CHALLENGE -
In the entries that follow, how many lines contain "image"? Answer with the number only.

DATA PROVIDED -

============================================================

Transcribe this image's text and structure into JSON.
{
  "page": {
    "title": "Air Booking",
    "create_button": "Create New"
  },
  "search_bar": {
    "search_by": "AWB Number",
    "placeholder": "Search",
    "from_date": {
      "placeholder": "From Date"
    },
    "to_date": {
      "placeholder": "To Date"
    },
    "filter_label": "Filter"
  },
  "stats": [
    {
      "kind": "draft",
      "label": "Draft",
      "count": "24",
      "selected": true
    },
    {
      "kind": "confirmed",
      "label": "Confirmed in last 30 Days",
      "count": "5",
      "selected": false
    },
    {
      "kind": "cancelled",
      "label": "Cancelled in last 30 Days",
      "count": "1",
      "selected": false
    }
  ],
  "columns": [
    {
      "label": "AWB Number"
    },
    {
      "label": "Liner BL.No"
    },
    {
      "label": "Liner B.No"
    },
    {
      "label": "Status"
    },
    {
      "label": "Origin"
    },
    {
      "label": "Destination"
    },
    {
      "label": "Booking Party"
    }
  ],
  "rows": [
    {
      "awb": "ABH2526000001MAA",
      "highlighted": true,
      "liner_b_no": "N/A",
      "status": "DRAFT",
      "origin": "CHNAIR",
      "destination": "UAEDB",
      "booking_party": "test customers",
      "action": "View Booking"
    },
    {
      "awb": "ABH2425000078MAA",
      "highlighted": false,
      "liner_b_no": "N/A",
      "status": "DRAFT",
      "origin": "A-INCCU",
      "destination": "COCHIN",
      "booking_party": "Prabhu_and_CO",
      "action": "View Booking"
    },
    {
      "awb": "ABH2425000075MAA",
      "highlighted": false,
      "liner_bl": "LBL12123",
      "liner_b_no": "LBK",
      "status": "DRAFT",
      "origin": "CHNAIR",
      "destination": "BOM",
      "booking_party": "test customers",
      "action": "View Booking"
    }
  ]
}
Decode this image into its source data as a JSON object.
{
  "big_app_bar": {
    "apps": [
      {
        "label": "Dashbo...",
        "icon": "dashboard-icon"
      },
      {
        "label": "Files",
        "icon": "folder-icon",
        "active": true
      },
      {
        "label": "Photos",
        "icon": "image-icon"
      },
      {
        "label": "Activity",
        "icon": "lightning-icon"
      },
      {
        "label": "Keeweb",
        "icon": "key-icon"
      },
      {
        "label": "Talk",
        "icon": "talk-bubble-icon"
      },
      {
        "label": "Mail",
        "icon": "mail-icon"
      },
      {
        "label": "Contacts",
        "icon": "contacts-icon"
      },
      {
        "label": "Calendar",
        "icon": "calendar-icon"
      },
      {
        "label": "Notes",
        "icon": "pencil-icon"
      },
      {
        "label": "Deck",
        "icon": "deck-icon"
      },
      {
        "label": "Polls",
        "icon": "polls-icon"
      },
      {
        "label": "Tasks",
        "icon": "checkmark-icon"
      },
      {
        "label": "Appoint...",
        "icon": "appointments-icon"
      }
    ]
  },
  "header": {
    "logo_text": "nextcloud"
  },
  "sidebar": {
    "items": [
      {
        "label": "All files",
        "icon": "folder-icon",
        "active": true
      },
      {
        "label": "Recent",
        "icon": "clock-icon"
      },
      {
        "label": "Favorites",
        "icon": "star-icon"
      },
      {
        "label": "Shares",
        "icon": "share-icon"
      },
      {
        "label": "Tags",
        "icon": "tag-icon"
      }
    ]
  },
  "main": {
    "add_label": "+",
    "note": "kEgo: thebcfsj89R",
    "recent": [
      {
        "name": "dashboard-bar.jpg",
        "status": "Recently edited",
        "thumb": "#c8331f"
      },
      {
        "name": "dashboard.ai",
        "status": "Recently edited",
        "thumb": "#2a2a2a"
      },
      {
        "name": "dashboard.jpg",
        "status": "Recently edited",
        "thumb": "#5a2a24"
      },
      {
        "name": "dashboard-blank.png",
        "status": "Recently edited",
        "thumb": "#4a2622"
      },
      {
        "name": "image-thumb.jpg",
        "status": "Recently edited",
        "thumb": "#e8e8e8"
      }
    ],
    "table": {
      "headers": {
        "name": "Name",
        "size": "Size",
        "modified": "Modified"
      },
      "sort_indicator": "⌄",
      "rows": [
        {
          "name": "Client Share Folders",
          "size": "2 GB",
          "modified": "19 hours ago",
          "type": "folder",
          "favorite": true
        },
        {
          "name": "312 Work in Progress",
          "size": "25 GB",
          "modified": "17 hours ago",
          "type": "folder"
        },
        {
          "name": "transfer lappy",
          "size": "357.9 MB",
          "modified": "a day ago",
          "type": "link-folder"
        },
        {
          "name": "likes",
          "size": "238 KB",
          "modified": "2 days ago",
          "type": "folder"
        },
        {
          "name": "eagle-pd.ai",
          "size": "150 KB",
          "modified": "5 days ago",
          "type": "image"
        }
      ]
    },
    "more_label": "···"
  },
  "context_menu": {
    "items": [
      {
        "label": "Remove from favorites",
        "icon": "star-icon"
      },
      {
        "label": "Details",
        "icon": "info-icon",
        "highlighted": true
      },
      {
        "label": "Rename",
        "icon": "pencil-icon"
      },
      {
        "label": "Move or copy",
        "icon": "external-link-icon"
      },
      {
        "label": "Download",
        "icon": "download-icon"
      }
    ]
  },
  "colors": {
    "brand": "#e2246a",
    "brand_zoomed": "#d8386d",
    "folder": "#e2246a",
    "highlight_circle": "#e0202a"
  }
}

============================================================

ANSWER TO THIS EXERCISE -
5